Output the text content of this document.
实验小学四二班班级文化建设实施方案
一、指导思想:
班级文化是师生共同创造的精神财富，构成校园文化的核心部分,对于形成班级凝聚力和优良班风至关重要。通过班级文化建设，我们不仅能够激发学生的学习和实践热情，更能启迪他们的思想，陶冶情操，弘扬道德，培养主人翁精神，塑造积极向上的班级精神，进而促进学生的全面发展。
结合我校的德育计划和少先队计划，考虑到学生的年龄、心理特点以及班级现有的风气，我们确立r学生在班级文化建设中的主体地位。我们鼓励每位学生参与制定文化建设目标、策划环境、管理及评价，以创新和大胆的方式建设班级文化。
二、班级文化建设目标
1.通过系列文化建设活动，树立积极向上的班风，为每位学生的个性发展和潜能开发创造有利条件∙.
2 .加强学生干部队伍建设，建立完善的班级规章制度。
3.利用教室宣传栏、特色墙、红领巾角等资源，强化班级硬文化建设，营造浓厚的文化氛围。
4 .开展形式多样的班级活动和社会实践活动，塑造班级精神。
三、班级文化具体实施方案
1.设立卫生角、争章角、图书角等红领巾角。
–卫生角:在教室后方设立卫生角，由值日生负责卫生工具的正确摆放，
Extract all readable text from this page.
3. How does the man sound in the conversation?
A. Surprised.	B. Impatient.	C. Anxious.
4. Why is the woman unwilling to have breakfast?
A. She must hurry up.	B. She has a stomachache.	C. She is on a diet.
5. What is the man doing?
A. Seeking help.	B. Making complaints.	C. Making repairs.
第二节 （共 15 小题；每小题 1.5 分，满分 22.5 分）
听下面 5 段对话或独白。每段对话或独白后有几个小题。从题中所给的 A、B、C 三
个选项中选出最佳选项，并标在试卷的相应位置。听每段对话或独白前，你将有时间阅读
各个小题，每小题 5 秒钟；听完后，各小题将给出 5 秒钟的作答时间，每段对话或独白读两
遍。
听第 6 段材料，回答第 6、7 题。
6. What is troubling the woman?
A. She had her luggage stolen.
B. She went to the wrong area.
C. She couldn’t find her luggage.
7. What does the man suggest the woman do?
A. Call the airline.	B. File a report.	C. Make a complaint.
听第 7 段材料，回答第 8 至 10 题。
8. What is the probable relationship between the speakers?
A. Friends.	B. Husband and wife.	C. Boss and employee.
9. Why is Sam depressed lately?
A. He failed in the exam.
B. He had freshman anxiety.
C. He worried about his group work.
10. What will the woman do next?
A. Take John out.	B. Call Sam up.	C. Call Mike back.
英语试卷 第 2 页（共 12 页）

* Request
Set all of the records down again, exactly as they stand.

* Completed exercise
Output the text content of this document.
实验小学四二班班级文化建设实施方案
一、指导思想:
班级文化是师生共同创造的精神财富，构成校园文化的核心部分,对于形成班级凝聚力和优良班风至关重要。通过班级文化建设，我们不仅能够激发学生的学习和实践热情，更能启迪他们的思想，陶冶情操，弘扬道德，培养主人翁精神，塑造积极向上的班级精神，进而促进学生的全面发展。
结合我校的德育计划和少先队计划，考虑到学生的年龄、心理特点以及班级现有的风气，我们确立r学生在班级文化建设中的主体地位。我们鼓励每位学生参与制定文化建设目标、策划环境、管理及评价，以创新和大胆的方式建设班级文化。
二、班级文化建设目标
1.通过系列文化建设活动，树立积极向上的班风，为每位学生的个性发展和潜能开发创造有利条件∙.
2 .加强学生干部队伍建设，建立完善的班级规章制度。
3.利用教室宣传栏、特色墙、红领巾角等资源，强化班级硬文化建设，营造浓厚的文化氛围。
4 .开展形式多样的班级活动和社会实践活动，塑造班级精神。
三、班级文化具体实施方案
1.设立卫生角、争章角、图书角等红领巾角。
–卫生角:在教室后方设立卫生角，由值日生负责卫生工具的正确摆放，
Extract all readable text from this page.
3. How does the man sound in the conversation?
A. Surprised.	B. Impatient.	C. Anxious.
4. Why is the woman unwilling to have breakfast?
A. She must hurry up.	B. She has a stomachache.	C. She is on a diet.
5. What is the man doing?
A. Seeking help.	B. Making complaints.	C. Making repairs.
第二节 （共 15 小题；每小题 1.5 分，满分 22.5 分）
听下面 5 段对话或独白。每段对话或独白后有几个小题。从题中所给的 A、B、C 三
个选项中选出最佳选项，并标在试卷的相应位置。听每段对话或独白前，你将有时间阅读
各个小题，每小题 5 秒钟；听完后，各小题将给出 5 秒钟的作答时间，每段对话或独白读两
遍。
听第 6 段材料，回答第 6、7 题。
6. What is troubling the woman?
A. She had her luggage stolen.
B. She went to the wrong area.
C. She couldn’t find her luggage.
7. What does the man suggest the woman do?
A. Call the airline.	B. File a report.	C. Make a complaint.
听第 7 段材料，回答第 8 至 10 题。
8. What is the probable relationship between the speakers?
A. Friends.	B. Husband and wife.	C. Boss and employee.
9. Why is Sam depressed lately?
A. He failed in the exam.
B. He had freshman anxiety.
C. He worried about his group work.
10. What will the woman do next?
A. Take John out.	B. Call Sam up.	C. Call Mike back.
英语试卷 第 2 页（共 12 页）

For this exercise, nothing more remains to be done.